# [Given entries]
────────────────

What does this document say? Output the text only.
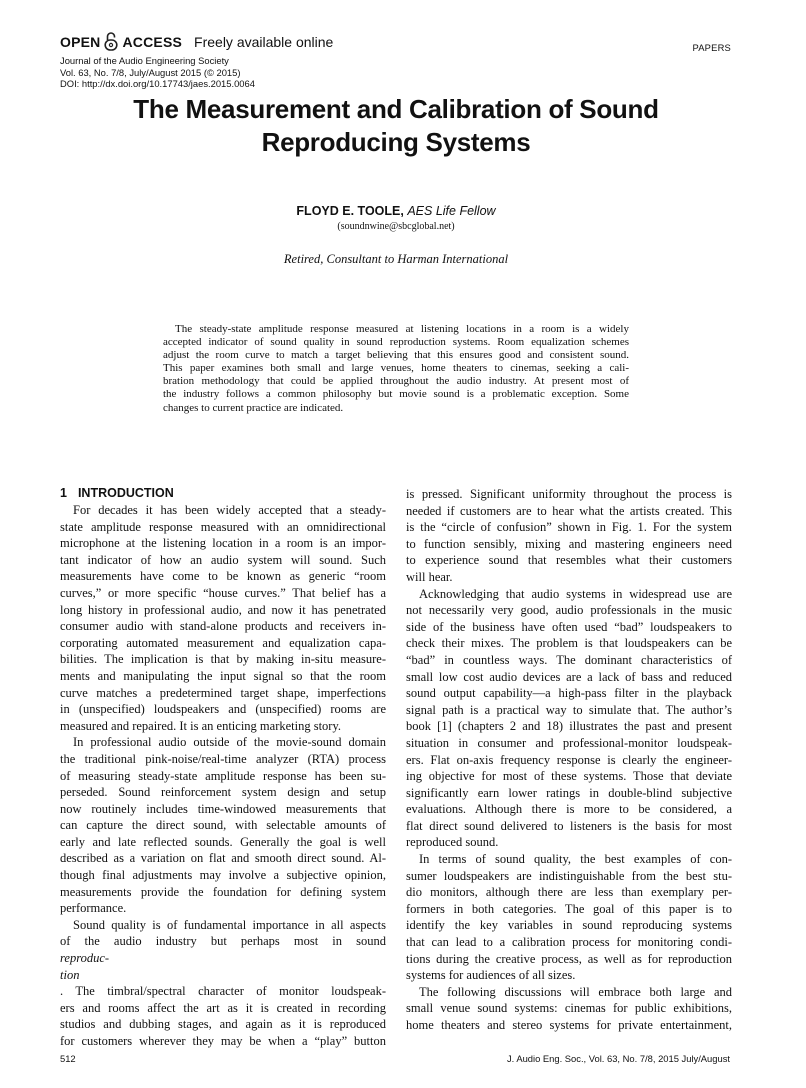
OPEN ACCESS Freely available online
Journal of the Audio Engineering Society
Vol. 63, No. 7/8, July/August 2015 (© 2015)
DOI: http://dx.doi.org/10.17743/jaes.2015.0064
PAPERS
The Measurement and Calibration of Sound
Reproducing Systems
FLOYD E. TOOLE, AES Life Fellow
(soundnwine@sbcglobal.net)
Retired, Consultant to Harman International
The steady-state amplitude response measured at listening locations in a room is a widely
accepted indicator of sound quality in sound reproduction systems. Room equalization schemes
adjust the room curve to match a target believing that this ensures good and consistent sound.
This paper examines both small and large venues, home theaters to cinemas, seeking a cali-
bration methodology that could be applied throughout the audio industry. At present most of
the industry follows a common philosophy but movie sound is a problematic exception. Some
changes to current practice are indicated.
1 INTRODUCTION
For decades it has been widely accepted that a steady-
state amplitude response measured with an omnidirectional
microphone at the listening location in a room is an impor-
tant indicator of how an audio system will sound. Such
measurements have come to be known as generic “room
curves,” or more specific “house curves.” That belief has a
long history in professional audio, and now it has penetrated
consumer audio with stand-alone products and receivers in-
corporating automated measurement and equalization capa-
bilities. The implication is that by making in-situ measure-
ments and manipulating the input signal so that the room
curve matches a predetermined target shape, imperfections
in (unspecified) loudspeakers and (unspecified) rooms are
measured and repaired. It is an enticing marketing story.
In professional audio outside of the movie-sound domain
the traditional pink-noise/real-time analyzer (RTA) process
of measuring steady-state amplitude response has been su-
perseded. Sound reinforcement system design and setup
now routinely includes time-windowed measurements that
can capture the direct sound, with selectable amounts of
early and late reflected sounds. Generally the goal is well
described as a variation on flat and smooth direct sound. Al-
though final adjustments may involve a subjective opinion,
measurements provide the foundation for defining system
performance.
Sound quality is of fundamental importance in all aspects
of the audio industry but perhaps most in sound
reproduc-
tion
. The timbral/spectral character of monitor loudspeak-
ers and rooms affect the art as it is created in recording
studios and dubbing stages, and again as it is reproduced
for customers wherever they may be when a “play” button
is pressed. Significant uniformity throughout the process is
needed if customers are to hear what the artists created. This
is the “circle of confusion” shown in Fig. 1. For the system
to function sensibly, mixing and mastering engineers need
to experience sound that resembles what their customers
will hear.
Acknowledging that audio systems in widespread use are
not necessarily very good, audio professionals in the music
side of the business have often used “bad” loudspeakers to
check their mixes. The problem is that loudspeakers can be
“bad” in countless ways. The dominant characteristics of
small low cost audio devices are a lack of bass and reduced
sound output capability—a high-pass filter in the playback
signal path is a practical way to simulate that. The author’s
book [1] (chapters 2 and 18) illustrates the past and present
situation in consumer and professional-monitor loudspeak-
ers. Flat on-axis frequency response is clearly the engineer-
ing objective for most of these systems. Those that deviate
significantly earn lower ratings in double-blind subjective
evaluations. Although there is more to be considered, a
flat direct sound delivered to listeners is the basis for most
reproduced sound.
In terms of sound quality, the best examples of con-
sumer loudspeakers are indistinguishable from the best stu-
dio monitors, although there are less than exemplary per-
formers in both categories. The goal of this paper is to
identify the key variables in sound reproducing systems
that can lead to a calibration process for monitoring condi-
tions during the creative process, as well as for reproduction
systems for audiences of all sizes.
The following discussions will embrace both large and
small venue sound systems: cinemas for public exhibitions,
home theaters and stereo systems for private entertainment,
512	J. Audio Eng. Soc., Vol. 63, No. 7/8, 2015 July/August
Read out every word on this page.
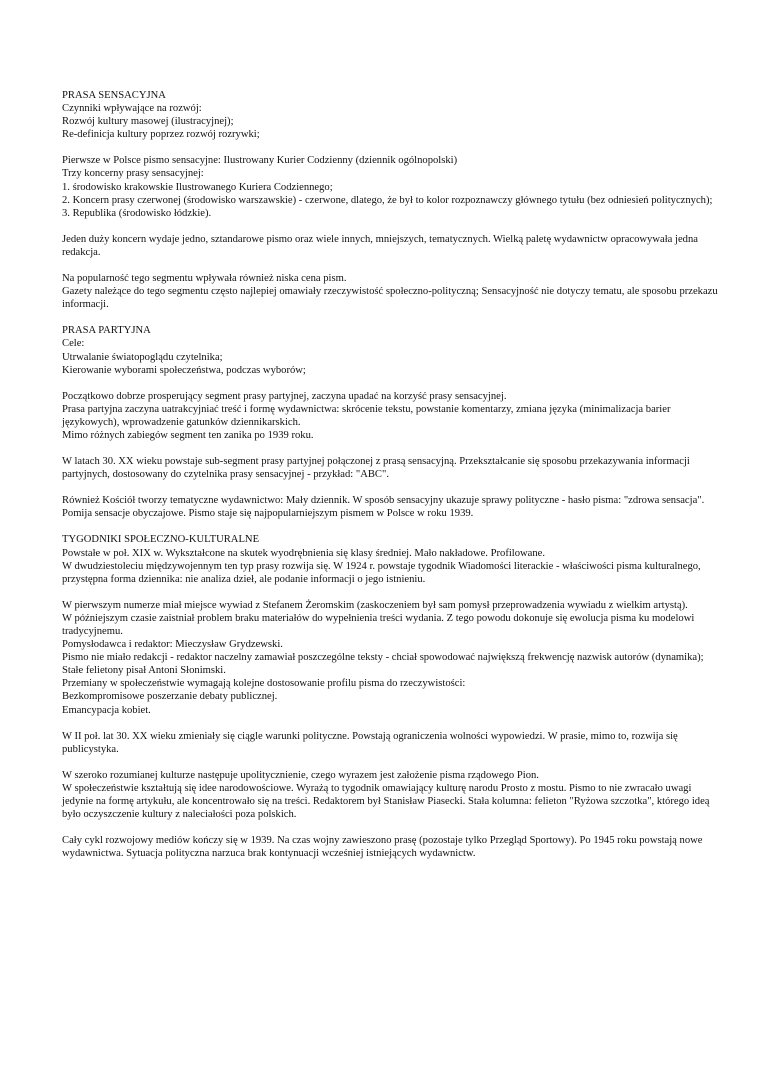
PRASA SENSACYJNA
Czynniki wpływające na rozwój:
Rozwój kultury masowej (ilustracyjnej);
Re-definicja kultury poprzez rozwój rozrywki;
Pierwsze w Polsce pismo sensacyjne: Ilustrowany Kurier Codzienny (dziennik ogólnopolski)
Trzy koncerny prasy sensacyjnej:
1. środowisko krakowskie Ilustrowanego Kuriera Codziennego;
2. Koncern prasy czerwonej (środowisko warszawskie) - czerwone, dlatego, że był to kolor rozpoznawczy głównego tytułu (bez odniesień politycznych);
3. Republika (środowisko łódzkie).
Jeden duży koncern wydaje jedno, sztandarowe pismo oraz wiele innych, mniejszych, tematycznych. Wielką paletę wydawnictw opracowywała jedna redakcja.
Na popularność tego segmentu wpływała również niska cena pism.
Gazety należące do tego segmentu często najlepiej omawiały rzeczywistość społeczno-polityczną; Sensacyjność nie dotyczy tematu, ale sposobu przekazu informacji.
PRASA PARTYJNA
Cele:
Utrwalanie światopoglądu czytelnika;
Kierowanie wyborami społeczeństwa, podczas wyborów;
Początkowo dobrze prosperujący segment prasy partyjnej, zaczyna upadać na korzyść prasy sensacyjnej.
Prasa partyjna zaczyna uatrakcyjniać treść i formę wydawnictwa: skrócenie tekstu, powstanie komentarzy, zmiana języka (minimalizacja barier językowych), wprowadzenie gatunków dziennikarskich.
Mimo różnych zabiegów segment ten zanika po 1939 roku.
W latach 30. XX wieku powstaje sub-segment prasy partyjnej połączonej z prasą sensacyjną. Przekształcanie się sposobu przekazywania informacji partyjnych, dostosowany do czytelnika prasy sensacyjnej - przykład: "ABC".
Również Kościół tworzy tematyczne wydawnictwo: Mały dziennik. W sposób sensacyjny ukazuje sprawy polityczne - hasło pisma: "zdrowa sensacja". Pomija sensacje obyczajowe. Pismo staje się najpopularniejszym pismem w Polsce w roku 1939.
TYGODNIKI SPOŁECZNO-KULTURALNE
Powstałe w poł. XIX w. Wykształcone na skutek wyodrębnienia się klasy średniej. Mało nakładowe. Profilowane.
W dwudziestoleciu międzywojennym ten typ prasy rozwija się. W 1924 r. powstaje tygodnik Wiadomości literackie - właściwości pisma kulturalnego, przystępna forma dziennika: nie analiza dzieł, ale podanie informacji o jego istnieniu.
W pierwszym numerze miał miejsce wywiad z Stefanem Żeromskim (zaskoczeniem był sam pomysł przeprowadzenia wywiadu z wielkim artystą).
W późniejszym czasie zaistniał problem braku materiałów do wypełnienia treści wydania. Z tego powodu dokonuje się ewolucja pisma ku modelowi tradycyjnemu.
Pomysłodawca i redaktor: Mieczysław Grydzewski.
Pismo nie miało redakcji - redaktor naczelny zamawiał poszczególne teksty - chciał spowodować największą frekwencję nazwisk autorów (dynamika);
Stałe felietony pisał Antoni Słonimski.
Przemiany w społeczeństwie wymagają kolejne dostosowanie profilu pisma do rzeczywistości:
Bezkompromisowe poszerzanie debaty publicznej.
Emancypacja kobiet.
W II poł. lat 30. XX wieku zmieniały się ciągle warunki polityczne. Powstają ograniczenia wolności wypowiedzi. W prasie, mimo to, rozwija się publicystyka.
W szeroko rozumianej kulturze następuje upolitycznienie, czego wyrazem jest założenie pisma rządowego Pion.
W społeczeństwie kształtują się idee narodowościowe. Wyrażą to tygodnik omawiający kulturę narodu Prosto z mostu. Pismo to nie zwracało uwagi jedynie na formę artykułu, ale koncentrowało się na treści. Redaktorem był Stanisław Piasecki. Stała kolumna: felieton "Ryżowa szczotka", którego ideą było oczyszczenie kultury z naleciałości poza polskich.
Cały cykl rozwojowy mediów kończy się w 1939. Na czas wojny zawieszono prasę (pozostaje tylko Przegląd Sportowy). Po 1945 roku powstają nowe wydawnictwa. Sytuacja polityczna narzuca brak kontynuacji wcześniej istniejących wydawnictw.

────────────────

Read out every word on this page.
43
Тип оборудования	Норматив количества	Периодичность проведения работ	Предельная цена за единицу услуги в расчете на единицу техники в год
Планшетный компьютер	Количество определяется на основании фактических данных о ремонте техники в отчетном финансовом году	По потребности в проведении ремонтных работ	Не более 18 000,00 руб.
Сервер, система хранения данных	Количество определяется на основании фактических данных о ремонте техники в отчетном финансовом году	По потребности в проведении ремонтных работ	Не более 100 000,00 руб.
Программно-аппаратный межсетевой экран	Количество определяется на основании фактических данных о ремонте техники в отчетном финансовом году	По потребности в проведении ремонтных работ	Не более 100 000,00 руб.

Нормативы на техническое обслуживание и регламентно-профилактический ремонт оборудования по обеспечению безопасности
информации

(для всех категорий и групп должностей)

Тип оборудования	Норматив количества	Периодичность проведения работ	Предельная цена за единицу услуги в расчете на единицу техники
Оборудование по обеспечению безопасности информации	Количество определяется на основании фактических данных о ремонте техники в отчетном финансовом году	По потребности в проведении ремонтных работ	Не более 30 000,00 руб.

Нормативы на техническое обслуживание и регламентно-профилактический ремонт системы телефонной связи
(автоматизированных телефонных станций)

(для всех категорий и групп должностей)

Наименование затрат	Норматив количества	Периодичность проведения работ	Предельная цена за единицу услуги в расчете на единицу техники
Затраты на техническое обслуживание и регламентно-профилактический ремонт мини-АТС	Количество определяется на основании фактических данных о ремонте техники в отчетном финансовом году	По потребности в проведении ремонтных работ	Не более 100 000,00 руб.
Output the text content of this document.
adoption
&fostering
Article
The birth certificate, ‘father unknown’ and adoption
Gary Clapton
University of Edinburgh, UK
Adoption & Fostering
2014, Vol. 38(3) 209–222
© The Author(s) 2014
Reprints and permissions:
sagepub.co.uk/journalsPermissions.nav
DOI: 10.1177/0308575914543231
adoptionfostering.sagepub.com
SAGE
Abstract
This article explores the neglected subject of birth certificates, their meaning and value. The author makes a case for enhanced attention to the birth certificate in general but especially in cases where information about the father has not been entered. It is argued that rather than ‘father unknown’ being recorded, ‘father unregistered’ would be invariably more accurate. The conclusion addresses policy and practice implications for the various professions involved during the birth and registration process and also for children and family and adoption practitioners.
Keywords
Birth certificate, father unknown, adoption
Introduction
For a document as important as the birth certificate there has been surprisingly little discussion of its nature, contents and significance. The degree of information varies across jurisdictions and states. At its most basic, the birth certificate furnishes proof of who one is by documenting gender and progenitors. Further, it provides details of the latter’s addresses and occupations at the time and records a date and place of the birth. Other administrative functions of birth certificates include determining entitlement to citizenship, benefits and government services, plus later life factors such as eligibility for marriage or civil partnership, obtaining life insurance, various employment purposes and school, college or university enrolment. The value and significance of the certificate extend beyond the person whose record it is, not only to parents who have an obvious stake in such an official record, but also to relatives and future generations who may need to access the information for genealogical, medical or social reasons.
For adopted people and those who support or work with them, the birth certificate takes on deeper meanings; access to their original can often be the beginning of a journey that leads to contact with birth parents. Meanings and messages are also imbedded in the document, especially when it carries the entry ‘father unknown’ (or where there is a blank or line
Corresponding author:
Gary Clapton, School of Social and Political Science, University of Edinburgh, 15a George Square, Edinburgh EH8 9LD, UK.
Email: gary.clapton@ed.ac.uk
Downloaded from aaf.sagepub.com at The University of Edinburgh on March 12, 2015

────────────────

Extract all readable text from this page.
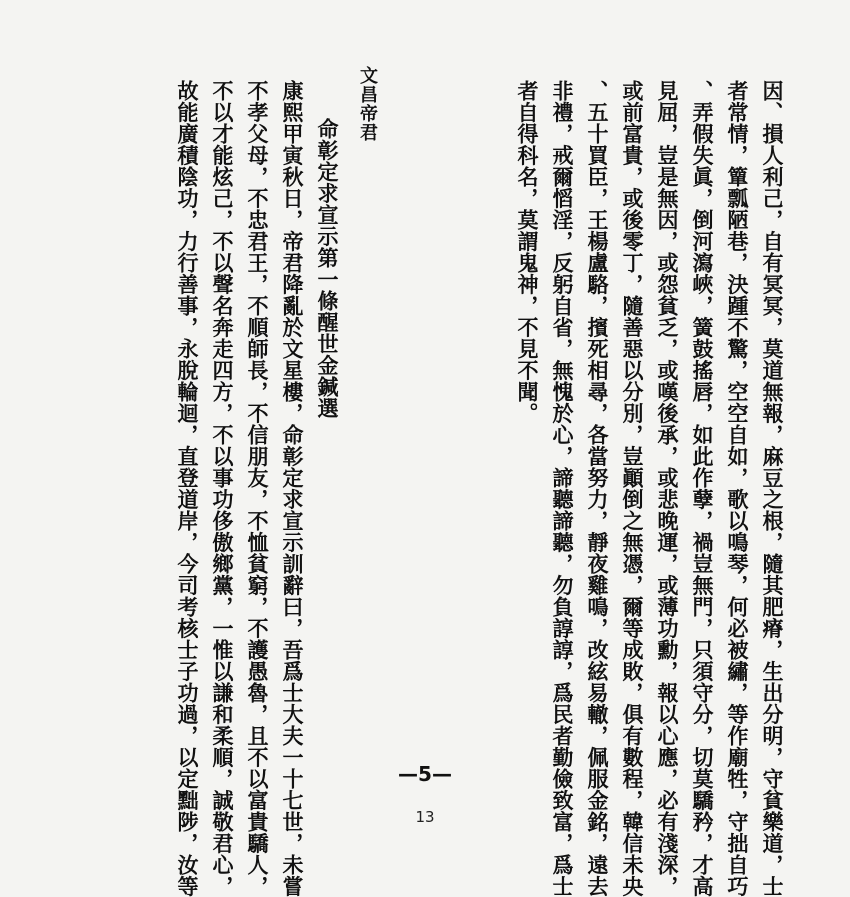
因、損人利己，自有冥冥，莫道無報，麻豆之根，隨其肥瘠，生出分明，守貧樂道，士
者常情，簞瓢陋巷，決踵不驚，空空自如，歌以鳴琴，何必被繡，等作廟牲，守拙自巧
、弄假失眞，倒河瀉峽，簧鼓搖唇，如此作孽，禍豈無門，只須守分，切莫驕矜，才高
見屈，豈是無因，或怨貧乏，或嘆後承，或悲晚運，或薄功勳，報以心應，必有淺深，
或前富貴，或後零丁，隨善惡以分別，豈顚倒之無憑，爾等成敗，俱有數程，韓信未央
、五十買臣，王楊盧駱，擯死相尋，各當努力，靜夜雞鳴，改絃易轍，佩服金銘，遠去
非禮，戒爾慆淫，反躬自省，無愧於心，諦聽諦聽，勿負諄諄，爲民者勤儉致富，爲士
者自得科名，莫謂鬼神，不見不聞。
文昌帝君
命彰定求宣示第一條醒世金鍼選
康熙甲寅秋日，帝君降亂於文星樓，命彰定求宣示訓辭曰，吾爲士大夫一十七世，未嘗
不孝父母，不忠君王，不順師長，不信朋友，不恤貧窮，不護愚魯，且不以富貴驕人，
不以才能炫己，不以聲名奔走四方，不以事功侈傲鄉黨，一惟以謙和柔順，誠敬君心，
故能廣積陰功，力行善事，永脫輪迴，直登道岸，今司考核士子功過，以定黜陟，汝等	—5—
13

────────────────

# [Exercise directions]
Copy each line above that contains the word "from".

# [Solution for this task]
sumer loudspeakers are indistinguishable from the best stu-
Downloaded from aaf.sagepub.com at The University of Edinburgh on March 12, 2015
Extract all readable text from this page.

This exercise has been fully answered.